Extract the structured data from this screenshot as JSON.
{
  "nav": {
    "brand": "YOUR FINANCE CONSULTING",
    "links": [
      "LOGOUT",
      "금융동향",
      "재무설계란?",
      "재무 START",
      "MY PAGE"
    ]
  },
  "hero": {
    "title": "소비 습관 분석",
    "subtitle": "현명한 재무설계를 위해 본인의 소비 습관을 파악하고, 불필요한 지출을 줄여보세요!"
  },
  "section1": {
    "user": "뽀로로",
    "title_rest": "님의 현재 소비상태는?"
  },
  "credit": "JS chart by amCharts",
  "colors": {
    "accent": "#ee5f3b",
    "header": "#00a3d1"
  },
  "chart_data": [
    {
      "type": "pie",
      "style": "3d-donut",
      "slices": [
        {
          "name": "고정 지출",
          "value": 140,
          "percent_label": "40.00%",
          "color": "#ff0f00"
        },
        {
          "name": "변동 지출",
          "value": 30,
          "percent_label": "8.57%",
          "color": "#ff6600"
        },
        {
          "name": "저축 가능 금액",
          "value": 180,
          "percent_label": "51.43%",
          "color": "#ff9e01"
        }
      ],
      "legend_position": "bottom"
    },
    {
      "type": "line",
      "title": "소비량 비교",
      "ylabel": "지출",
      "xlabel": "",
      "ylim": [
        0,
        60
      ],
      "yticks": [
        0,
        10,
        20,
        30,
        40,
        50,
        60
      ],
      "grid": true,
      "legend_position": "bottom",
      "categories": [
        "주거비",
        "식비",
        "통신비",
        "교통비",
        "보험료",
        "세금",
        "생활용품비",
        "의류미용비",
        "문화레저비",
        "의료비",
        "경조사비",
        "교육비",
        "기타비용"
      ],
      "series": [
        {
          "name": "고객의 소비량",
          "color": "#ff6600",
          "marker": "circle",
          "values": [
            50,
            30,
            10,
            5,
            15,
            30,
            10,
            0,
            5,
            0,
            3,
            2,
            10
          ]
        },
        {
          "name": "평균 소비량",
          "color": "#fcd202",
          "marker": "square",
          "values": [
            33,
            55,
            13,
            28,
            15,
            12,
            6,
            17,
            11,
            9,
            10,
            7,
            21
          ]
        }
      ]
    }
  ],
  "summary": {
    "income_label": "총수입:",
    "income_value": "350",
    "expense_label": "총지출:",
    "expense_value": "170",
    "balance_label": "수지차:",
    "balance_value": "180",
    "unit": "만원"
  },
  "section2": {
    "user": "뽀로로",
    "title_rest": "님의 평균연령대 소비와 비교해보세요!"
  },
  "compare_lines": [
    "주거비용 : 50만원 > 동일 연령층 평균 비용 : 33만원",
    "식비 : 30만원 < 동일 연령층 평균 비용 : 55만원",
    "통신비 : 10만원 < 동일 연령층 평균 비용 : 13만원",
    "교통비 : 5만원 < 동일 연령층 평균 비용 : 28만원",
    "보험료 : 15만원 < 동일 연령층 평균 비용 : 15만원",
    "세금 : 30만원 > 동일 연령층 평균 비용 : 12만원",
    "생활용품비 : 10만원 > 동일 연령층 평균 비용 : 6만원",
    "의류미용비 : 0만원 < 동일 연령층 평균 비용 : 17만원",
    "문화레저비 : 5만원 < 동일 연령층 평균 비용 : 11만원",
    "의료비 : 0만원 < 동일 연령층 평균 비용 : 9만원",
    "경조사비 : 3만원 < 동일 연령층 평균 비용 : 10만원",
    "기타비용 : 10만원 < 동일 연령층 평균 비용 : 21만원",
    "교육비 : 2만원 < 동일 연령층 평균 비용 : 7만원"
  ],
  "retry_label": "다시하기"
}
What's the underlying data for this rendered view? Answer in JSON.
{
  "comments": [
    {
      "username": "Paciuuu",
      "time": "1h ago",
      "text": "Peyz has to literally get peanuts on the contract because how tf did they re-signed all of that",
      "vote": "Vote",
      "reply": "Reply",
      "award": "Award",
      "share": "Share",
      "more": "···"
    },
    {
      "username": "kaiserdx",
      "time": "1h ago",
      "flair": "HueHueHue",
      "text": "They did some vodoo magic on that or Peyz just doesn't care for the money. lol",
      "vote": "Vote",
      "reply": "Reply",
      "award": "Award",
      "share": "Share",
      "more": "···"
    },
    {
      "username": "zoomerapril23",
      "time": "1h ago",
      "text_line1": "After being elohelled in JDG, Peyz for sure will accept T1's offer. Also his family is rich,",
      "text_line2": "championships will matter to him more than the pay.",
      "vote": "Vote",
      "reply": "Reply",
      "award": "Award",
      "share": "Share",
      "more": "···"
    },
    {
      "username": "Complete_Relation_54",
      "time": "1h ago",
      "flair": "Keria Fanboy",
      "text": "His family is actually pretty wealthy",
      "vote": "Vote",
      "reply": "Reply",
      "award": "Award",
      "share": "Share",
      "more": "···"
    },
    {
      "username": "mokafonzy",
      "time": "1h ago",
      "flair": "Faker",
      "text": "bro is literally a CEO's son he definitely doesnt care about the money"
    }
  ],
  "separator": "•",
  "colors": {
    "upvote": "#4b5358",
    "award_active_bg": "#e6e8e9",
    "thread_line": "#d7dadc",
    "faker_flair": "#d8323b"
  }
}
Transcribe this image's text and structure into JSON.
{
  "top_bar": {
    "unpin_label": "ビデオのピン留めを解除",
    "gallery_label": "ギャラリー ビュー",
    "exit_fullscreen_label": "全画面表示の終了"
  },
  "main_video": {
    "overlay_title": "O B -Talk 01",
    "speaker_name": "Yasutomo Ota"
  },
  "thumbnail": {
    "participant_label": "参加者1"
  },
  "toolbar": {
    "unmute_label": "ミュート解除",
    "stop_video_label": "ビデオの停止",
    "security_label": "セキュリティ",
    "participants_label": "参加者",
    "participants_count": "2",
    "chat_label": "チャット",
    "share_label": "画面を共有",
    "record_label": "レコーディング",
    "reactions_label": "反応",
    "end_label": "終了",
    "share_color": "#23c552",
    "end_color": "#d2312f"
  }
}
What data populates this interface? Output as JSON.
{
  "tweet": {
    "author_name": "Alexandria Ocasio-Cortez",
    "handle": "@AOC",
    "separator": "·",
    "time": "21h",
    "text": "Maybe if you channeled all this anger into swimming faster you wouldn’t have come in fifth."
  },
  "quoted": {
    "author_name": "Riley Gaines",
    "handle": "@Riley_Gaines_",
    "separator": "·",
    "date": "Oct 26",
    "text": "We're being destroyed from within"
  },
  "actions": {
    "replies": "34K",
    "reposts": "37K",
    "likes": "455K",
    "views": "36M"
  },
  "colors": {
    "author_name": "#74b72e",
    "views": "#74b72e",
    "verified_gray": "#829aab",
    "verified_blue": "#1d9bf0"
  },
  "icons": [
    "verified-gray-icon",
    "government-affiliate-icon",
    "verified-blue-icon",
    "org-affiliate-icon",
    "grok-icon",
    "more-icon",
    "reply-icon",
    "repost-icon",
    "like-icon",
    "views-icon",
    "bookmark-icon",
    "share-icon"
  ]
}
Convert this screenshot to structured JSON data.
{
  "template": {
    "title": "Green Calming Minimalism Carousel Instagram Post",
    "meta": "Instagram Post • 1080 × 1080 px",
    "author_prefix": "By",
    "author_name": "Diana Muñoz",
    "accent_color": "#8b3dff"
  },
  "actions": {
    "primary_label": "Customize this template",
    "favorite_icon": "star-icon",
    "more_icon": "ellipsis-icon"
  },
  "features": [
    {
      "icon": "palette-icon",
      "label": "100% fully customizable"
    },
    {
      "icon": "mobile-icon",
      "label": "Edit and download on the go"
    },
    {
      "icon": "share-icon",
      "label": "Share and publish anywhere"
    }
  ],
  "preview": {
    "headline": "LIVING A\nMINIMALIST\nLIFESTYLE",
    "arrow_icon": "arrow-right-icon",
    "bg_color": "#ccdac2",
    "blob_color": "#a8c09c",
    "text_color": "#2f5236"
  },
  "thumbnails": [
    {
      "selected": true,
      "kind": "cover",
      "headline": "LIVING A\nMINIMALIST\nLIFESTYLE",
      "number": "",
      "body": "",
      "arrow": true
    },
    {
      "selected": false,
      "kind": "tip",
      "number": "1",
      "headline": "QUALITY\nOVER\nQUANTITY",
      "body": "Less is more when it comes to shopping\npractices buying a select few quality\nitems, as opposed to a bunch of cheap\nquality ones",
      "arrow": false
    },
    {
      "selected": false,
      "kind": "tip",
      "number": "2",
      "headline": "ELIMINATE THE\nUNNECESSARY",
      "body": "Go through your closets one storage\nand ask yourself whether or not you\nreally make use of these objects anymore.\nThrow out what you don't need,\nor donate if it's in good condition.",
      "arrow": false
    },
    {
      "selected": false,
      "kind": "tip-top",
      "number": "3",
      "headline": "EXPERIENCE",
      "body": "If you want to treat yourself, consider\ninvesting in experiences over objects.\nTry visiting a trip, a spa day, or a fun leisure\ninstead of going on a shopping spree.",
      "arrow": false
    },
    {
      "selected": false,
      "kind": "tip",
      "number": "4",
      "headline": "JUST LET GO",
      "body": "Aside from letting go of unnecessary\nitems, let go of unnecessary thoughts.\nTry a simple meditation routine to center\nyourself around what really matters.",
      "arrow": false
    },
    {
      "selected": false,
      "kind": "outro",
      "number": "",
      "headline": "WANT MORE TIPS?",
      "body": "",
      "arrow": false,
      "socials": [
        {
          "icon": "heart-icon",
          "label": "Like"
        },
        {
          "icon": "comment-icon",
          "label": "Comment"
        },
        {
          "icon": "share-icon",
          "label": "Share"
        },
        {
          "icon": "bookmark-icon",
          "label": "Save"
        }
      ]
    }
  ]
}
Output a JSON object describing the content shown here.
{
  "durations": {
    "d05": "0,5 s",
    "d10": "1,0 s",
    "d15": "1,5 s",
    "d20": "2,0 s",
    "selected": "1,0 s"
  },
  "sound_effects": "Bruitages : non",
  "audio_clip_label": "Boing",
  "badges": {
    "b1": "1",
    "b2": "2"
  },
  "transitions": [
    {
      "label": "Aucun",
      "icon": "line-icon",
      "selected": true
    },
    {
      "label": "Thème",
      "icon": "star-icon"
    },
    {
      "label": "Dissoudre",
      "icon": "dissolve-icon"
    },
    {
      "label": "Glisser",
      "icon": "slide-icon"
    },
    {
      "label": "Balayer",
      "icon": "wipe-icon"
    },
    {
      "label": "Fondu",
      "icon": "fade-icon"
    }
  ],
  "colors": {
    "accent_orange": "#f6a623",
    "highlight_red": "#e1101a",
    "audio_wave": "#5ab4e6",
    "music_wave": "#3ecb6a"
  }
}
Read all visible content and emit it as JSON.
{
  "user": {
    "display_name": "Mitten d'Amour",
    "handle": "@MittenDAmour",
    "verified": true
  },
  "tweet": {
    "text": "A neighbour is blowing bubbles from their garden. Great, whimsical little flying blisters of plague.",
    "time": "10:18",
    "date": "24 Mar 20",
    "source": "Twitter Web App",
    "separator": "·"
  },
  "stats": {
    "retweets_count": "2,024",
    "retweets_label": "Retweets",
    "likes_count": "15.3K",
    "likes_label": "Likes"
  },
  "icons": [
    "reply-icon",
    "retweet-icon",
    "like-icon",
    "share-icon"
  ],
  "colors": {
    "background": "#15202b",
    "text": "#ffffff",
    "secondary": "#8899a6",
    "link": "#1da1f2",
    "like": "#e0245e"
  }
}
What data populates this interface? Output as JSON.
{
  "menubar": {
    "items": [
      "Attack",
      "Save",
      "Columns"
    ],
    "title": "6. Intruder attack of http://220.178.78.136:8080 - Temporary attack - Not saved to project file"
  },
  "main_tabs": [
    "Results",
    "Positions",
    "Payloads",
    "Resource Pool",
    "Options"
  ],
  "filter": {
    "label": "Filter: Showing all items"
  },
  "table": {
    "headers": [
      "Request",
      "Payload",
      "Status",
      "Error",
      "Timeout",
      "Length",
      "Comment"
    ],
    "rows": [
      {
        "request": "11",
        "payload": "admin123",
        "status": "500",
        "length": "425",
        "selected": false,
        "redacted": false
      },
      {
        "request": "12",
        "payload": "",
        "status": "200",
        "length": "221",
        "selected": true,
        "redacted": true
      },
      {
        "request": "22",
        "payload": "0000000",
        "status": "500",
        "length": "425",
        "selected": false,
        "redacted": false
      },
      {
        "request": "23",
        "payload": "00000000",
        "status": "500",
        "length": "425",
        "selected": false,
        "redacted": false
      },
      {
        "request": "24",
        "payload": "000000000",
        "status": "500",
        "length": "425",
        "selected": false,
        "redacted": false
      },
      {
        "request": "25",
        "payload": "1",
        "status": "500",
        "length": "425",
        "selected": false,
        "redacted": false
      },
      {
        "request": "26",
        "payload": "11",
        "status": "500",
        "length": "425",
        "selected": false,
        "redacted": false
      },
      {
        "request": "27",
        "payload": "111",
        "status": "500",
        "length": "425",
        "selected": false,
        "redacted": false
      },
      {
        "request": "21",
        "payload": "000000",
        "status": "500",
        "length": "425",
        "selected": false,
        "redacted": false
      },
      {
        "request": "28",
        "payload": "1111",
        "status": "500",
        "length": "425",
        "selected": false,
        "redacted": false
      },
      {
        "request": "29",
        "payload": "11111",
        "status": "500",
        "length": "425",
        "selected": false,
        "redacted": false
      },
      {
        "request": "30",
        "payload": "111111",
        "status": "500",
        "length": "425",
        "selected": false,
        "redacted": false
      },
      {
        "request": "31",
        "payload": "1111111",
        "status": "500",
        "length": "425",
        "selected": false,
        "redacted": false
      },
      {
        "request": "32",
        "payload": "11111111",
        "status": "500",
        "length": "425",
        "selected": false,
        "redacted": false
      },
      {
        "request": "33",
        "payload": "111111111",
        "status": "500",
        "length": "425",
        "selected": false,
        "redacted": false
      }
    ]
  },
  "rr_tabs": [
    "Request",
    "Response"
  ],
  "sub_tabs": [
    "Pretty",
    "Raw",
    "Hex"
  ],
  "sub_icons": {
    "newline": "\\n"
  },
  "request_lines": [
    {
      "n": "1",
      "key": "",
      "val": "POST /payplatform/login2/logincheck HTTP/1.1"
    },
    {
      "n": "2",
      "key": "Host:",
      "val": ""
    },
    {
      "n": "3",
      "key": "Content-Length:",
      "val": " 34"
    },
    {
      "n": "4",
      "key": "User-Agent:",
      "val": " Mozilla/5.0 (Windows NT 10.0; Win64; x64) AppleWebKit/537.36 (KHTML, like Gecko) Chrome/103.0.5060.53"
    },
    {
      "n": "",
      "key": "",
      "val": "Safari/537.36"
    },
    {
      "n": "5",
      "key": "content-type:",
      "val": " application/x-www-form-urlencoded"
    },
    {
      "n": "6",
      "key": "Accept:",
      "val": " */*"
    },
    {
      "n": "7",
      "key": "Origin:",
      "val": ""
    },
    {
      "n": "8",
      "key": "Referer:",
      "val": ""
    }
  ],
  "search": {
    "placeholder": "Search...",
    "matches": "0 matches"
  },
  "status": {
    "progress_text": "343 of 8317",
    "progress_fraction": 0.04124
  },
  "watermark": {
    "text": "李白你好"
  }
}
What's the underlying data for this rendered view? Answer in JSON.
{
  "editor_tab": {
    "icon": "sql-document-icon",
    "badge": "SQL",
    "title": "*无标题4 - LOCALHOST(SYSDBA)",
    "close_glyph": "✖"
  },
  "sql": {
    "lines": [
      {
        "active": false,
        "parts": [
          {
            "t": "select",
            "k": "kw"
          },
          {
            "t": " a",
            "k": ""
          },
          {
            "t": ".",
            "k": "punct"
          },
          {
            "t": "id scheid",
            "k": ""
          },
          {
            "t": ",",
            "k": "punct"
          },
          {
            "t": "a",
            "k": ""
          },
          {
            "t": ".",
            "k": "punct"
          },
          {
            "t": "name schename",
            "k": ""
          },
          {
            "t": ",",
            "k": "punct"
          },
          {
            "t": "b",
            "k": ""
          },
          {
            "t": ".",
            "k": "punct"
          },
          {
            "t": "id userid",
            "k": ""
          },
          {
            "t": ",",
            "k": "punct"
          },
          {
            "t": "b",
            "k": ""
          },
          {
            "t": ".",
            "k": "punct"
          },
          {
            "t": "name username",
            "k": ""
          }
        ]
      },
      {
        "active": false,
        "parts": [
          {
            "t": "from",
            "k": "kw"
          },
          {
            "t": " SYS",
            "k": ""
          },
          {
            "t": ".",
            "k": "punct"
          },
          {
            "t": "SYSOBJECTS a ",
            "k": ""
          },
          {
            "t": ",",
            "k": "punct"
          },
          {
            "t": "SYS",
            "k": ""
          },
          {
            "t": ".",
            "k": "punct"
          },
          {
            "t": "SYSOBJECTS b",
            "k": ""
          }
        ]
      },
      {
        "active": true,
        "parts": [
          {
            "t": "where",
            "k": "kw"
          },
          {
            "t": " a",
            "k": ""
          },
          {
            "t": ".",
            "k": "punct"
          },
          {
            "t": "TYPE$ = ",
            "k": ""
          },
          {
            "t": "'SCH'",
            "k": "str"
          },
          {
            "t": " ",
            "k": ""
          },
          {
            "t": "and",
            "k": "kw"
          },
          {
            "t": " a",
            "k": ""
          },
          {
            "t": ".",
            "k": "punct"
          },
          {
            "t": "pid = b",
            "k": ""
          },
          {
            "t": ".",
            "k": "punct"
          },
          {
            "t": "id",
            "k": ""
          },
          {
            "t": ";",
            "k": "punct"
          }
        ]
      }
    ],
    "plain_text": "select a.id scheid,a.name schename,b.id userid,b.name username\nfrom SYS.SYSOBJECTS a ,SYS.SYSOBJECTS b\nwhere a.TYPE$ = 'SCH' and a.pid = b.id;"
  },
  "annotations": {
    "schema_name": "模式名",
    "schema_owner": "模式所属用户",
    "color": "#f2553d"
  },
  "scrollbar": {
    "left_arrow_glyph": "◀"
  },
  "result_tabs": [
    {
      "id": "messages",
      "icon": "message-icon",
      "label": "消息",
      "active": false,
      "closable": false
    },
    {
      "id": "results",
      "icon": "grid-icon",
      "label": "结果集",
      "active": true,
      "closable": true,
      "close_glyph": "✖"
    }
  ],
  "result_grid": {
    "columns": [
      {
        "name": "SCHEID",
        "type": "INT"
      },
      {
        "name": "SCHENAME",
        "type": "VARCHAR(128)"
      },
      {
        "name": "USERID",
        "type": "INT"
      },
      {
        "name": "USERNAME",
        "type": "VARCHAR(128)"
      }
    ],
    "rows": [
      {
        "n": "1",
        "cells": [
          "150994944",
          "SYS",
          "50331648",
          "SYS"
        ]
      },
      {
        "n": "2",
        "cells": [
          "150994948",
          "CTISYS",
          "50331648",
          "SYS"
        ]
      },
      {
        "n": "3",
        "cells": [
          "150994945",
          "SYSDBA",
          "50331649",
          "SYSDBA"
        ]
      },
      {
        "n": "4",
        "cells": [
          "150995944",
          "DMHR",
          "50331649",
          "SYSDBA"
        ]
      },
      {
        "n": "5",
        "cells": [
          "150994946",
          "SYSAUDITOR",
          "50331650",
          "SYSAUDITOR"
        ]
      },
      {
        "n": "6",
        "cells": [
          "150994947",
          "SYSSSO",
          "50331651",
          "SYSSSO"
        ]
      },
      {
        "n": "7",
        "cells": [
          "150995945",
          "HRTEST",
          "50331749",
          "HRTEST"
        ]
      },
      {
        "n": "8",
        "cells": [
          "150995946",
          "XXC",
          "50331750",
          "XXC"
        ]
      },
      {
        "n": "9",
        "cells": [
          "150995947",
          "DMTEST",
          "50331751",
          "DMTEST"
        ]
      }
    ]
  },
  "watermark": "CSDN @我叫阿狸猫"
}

********

■ **GOAL**: Say how many lines of the material contain the word "Instagram", with no other text.

■ **WRITTEN SOLUTION**: 2